### Provided records:

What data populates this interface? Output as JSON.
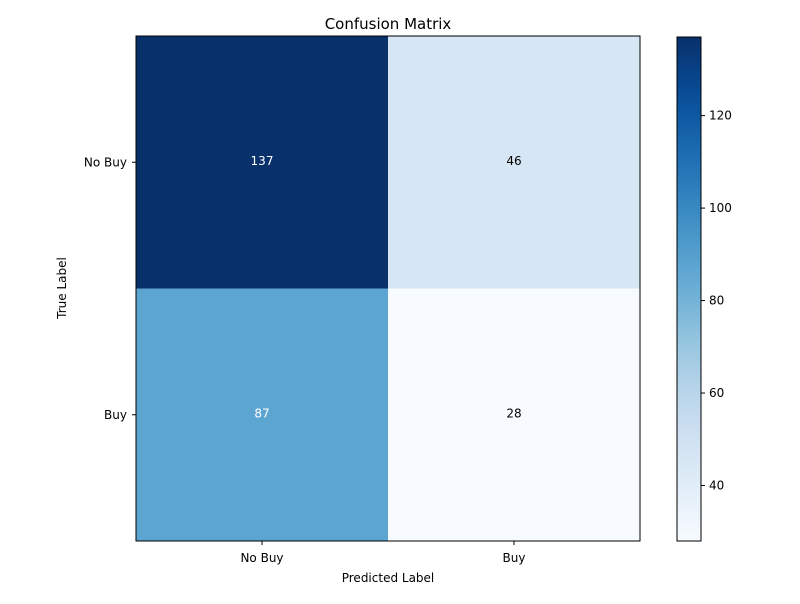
{
  "chart_data": {
    "type": "heatmap",
    "title": "Confusion Matrix",
    "xlabel": "Predicted Label",
    "ylabel": "True Label",
    "x_categories": [
      "No Buy",
      "Buy"
    ],
    "y_categories": [
      "No Buy",
      "Buy"
    ],
    "values": [
      [
        137,
        46
      ],
      [
        87,
        28
      ]
    ],
    "colormap": "Blues",
    "color_range": [
      28,
      137
    ],
    "colorbar_ticks": [
      40,
      60,
      80,
      100,
      120
    ],
    "grid": false,
    "colorbar_position": "right"
  }
}
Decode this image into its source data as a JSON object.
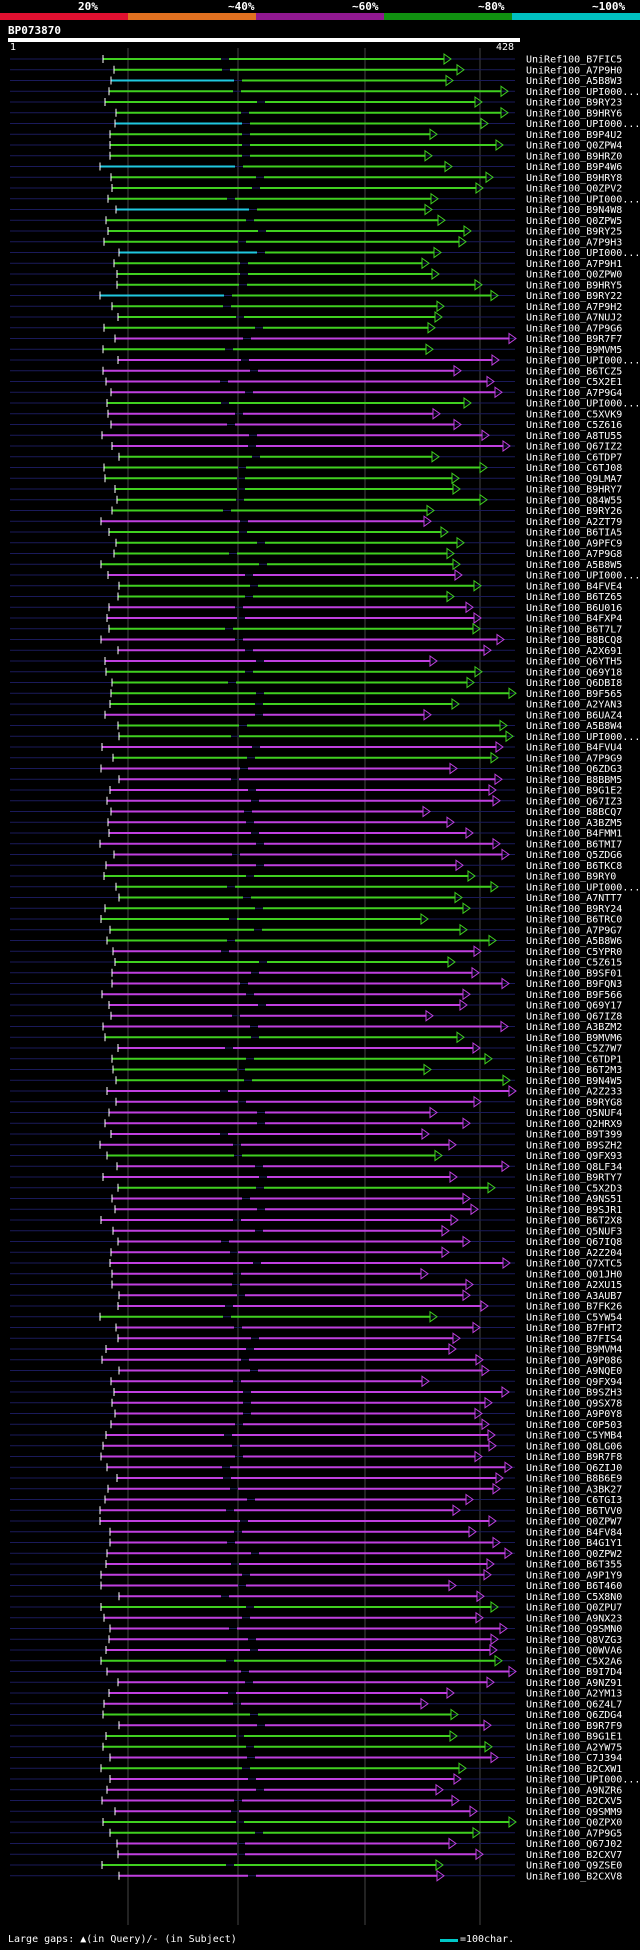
{
  "legend": {
    "labels": [
      "20%",
      "~40%",
      "~60%",
      "~80%",
      "~100%"
    ],
    "colors": [
      "#e01030",
      "#e07020",
      "#901890",
      "#109010",
      "#00c0c0"
    ]
  },
  "query": {
    "title": "BP073870",
    "start": "1",
    "end": "428"
  },
  "footer": {
    "gaps_text": "Large gaps: ▲(in Query)/- (in Subject)",
    "scale_text": "=100char."
  },
  "hits": [
    {
      "id": "UniRef100_B7FIC5",
      "c": "g"
    },
    {
      "id": "UniRef100_A7P9H0",
      "c": "g"
    },
    {
      "id": "UniRef100_A5B8W3",
      "c": "g"
    },
    {
      "id": "UniRef100_UPI000...",
      "c": "g"
    },
    {
      "id": "UniRef100_B9RY23",
      "c": "g"
    },
    {
      "id": "UniRef100_B9HRY6",
      "c": "g"
    },
    {
      "id": "UniRef100_UPI000...",
      "c": "g"
    },
    {
      "id": "UniRef100_B9P4U2",
      "c": "g"
    },
    {
      "id": "UniRef100_Q0ZPW4",
      "c": "g"
    },
    {
      "id": "UniRef100_B9HRZ0",
      "c": "g"
    },
    {
      "id": "UniRef100_B9P4W6",
      "c": "g"
    },
    {
      "id": "UniRef100_B9HRY8",
      "c": "g"
    },
    {
      "id": "UniRef100_Q0ZPV2",
      "c": "g"
    },
    {
      "id": "UniRef100_UPI000...",
      "c": "g"
    },
    {
      "id": "UniRef100_B9N4W8",
      "c": "g"
    },
    {
      "id": "UniRef100_Q0ZPW5",
      "c": "g"
    },
    {
      "id": "UniRef100_B9RY25",
      "c": "g"
    },
    {
      "id": "UniRef100_A7P9H3",
      "c": "g"
    },
    {
      "id": "UniRef100_UPI000...",
      "c": "g"
    },
    {
      "id": "UniRef100_A7P9H1",
      "c": "g"
    },
    {
      "id": "UniRef100_Q0ZPW0",
      "c": "g"
    },
    {
      "id": "UniRef100_B9HRY5",
      "c": "g"
    },
    {
      "id": "UniRef100_B9RY22",
      "c": "g"
    },
    {
      "id": "UniRef100_A7P9H2",
      "c": "g"
    },
    {
      "id": "UniRef100_A7NUJ2",
      "c": "g"
    },
    {
      "id": "UniRef100_A7P9G6",
      "c": "g"
    },
    {
      "id": "UniRef100_B9R7F7",
      "c": "m"
    },
    {
      "id": "UniRef100_B9MVM5",
      "c": "g"
    },
    {
      "id": "UniRef100_UPI000...",
      "c": "m"
    },
    {
      "id": "UniRef100_B6TCZ5",
      "c": "m"
    },
    {
      "id": "UniRef100_C5X2E1",
      "c": "m"
    },
    {
      "id": "UniRef100_A7P9G4",
      "c": "m"
    },
    {
      "id": "UniRef100_UPI000...",
      "c": "g"
    },
    {
      "id": "UniRef100_C5XVK9",
      "c": "m"
    },
    {
      "id": "UniRef100_C5Z616",
      "c": "m"
    },
    {
      "id": "UniRef100_A8TU55",
      "c": "m"
    },
    {
      "id": "UniRef100_Q67IZ2",
      "c": "m"
    },
    {
      "id": "UniRef100_C6TDP7",
      "c": "g"
    },
    {
      "id": "UniRef100_C6TJ08",
      "c": "g"
    },
    {
      "id": "UniRef100_Q9LMA7",
      "c": "g"
    },
    {
      "id": "UniRef100_B9HRY7",
      "c": "g"
    },
    {
      "id": "UniRef100_Q84W55",
      "c": "g"
    },
    {
      "id": "UniRef100_B9RY26",
      "c": "g"
    },
    {
      "id": "UniRef100_A2ZT79",
      "c": "m"
    },
    {
      "id": "UniRef100_B6TIA5",
      "c": "g"
    },
    {
      "id": "UniRef100_A9PFC9",
      "c": "g"
    },
    {
      "id": "UniRef100_A7P9G8",
      "c": "g"
    },
    {
      "id": "UniRef100_A5B8W5",
      "c": "g"
    },
    {
      "id": "UniRef100_UPI000...",
      "c": "m"
    },
    {
      "id": "UniRef100_B4FVE4",
      "c": "g"
    },
    {
      "id": "UniRef100_B6TZ65",
      "c": "g"
    },
    {
      "id": "UniRef100_B6U016",
      "c": "m"
    },
    {
      "id": "UniRef100_B4FXP4",
      "c": "m"
    },
    {
      "id": "UniRef100_B6T7L7",
      "c": "g"
    },
    {
      "id": "UniRef100_B8BCQ8",
      "c": "m"
    },
    {
      "id": "UniRef100_A2X691",
      "c": "m"
    },
    {
      "id": "UniRef100_Q6YTH5",
      "c": "m"
    },
    {
      "id": "UniRef100_Q69Y18",
      "c": "g"
    },
    {
      "id": "UniRef100_Q6DBI8",
      "c": "g"
    },
    {
      "id": "UniRef100_B9F565",
      "c": "g"
    },
    {
      "id": "UniRef100_A2YAN3",
      "c": "g"
    },
    {
      "id": "UniRef100_B6UAZ4",
      "c": "m"
    },
    {
      "id": "UniRef100_A5B8W4",
      "c": "g"
    },
    {
      "id": "UniRef100_UPI000...",
      "c": "g"
    },
    {
      "id": "UniRef100_B4FVU4",
      "c": "m"
    },
    {
      "id": "UniRef100_A7P9G9",
      "c": "g"
    },
    {
      "id": "UniRef100_Q6ZDG3",
      "c": "m"
    },
    {
      "id": "UniRef100_B8BBM5",
      "c": "m"
    },
    {
      "id": "UniRef100_B9G1E2",
      "c": "m"
    },
    {
      "id": "UniRef100_Q67IZ3",
      "c": "m"
    },
    {
      "id": "UniRef100_B8BCQ7",
      "c": "m"
    },
    {
      "id": "UniRef100_A3BZM5",
      "c": "m"
    },
    {
      "id": "UniRef100_B4FMM1",
      "c": "m"
    },
    {
      "id": "UniRef100_B6TMI7",
      "c": "m"
    },
    {
      "id": "UniRef100_Q5ZDG6",
      "c": "m"
    },
    {
      "id": "UniRef100_B6TKC8",
      "c": "m"
    },
    {
      "id": "UniRef100_B9RY0",
      "c": "g"
    },
    {
      "id": "UniRef100_UPI000...",
      "c": "g"
    },
    {
      "id": "UniRef100_A7NTT7",
      "c": "g"
    },
    {
      "id": "UniRef100_B9RY24",
      "c": "g"
    },
    {
      "id": "UniRef100_B6TRC0",
      "c": "g"
    },
    {
      "id": "UniRef100_A7P9G7",
      "c": "g"
    },
    {
      "id": "UniRef100_A5B8W6",
      "c": "g"
    },
    {
      "id": "UniRef100_C5YPR0",
      "c": "m"
    },
    {
      "id": "UniRef100_C5Z615",
      "c": "g"
    },
    {
      "id": "UniRef100_B9SF01",
      "c": "m"
    },
    {
      "id": "UniRef100_B9FQN3",
      "c": "m"
    },
    {
      "id": "UniRef100_B9F566",
      "c": "m"
    },
    {
      "id": "UniRef100_Q69Y17",
      "c": "m"
    },
    {
      "id": "UniRef100_Q67IZ8",
      "c": "m"
    },
    {
      "id": "UniRef100_A3BZM2",
      "c": "m"
    },
    {
      "id": "UniRef100_B9MVM6",
      "c": "g"
    },
    {
      "id": "UniRef100_C5Z7W7",
      "c": "m"
    },
    {
      "id": "UniRef100_C6TDP1",
      "c": "g"
    },
    {
      "id": "UniRef100_B6T2M3",
      "c": "g"
    },
    {
      "id": "UniRef100_B9N4W5",
      "c": "g"
    },
    {
      "id": "UniRef100_A2Z233",
      "c": "m"
    },
    {
      "id": "UniRef100_B9RYG8",
      "c": "m"
    },
    {
      "id": "UniRef100_Q5NUF4",
      "c": "m"
    },
    {
      "id": "UniRef100_Q2HRX9",
      "c": "m"
    },
    {
      "id": "UniRef100_B9T399",
      "c": "m"
    },
    {
      "id": "UniRef100_B9SZH2",
      "c": "m"
    },
    {
      "id": "UniRef100_Q9FX93",
      "c": "g"
    },
    {
      "id": "UniRef100_Q8LF34",
      "c": "m"
    },
    {
      "id": "UniRef100_B9RTY7",
      "c": "m"
    },
    {
      "id": "UniRef100_C5X2D3",
      "c": "g"
    },
    {
      "id": "UniRef100_A9NS51",
      "c": "m"
    },
    {
      "id": "UniRef100_B9SJR1",
      "c": "m"
    },
    {
      "id": "UniRef100_B6T2X8",
      "c": "m"
    },
    {
      "id": "UniRef100_Q5NUF3",
      "c": "m"
    },
    {
      "id": "UniRef100_Q67IQ8",
      "c": "m"
    },
    {
      "id": "UniRef100_A2Z204",
      "c": "m"
    },
    {
      "id": "UniRef100_Q7XTC5",
      "c": "m"
    },
    {
      "id": "UniRef100_Q01JH0",
      "c": "m"
    },
    {
      "id": "UniRef100_A2XU15",
      "c": "m"
    },
    {
      "id": "UniRef100_A3AUB7",
      "c": "m"
    },
    {
      "id": "UniRef100_B7FK26",
      "c": "m"
    },
    {
      "id": "UniRef100_C5YW54",
      "c": "g"
    },
    {
      "id": "UniRef100_B7FHT2",
      "c": "m"
    },
    {
      "id": "UniRef100_B7FIS4",
      "c": "m"
    },
    {
      "id": "UniRef100_B9MVM4",
      "c": "m"
    },
    {
      "id": "UniRef100_A9P086",
      "c": "m"
    },
    {
      "id": "UniRef100_A9NQE0",
      "c": "m"
    },
    {
      "id": "UniRef100_Q9FX94",
      "c": "m"
    },
    {
      "id": "UniRef100_B9SZH3",
      "c": "m"
    },
    {
      "id": "UniRef100_Q9SX78",
      "c": "m"
    },
    {
      "id": "UniRef100_A9P0Y8",
      "c": "m"
    },
    {
      "id": "UniRef100_C0P503",
      "c": "m"
    },
    {
      "id": "UniRef100_C5YMB4",
      "c": "m"
    },
    {
      "id": "UniRef100_Q8LG06",
      "c": "m"
    },
    {
      "id": "UniRef100_B9R7F8",
      "c": "m"
    },
    {
      "id": "UniRef100_Q6ZIJ0",
      "c": "m"
    },
    {
      "id": "UniRef100_B8B6E9",
      "c": "m"
    },
    {
      "id": "UniRef100_A3BK27",
      "c": "m"
    },
    {
      "id": "UniRef100_C6TGI3",
      "c": "m"
    },
    {
      "id": "UniRef100_B6TVV0",
      "c": "m"
    },
    {
      "id": "UniRef100_Q0ZPW7",
      "c": "m"
    },
    {
      "id": "UniRef100_B4FV84",
      "c": "m"
    },
    {
      "id": "UniRef100_B4G1Y1",
      "c": "m"
    },
    {
      "id": "UniRef100_Q0ZPW2",
      "c": "m"
    },
    {
      "id": "UniRef100_B6T355",
      "c": "m"
    },
    {
      "id": "UniRef100_A9P1Y9",
      "c": "m"
    },
    {
      "id": "UniRef100_B6T460",
      "c": "m"
    },
    {
      "id": "UniRef100_C5X8N0",
      "c": "m"
    },
    {
      "id": "UniRef100_Q0ZPU7",
      "c": "g"
    },
    {
      "id": "UniRef100_A9NX23",
      "c": "m"
    },
    {
      "id": "UniRef100_Q9SMN0",
      "c": "m"
    },
    {
      "id": "UniRef100_Q8VZG3",
      "c": "m"
    },
    {
      "id": "UniRef100_Q0WVA6",
      "c": "m"
    },
    {
      "id": "UniRef100_C5X2A6",
      "c": "g"
    },
    {
      "id": "UniRef100_B9I7D4",
      "c": "m"
    },
    {
      "id": "UniRef100_A9NZ91",
      "c": "m"
    },
    {
      "id": "UniRef100_A2YM13",
      "c": "m"
    },
    {
      "id": "UniRef100_Q6Z4L7",
      "c": "m"
    },
    {
      "id": "UniRef100_Q6ZDG4",
      "c": "g"
    },
    {
      "id": "UniRef100_B9R7F9",
      "c": "m"
    },
    {
      "id": "UniRef100_B9G1E1",
      "c": "g"
    },
    {
      "id": "UniRef100_A2YW75",
      "c": "g"
    },
    {
      "id": "UniRef100_C7J394",
      "c": "m"
    },
    {
      "id": "UniRef100_B2CXW1",
      "c": "g"
    },
    {
      "id": "UniRef100_UPI000...",
      "c": "m"
    },
    {
      "id": "UniRef100_A9NZR6",
      "c": "m"
    },
    {
      "id": "UniRef100_B2CXV5",
      "c": "m"
    },
    {
      "id": "UniRef100_Q9SMM9",
      "c": "m"
    },
    {
      "id": "UniRef100_Q0ZPX0",
      "c": "g"
    },
    {
      "id": "UniRef100_A7P9G5",
      "c": "g"
    },
    {
      "id": "UniRef100_Q67J02",
      "c": "m"
    },
    {
      "id": "UniRef100_B2CXV7",
      "c": "m"
    },
    {
      "id": "UniRef100_Q9ZSE0",
      "c": "g"
    },
    {
      "id": "UniRef100_B2CXV8",
      "c": "m"
    }
  ]
}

### Problem to work on:
From the data above, copy each line that has the string "JSON".

### Final answer:
What data populates this interface? Output as JSON.
Decode this image into its source data as a JSON object.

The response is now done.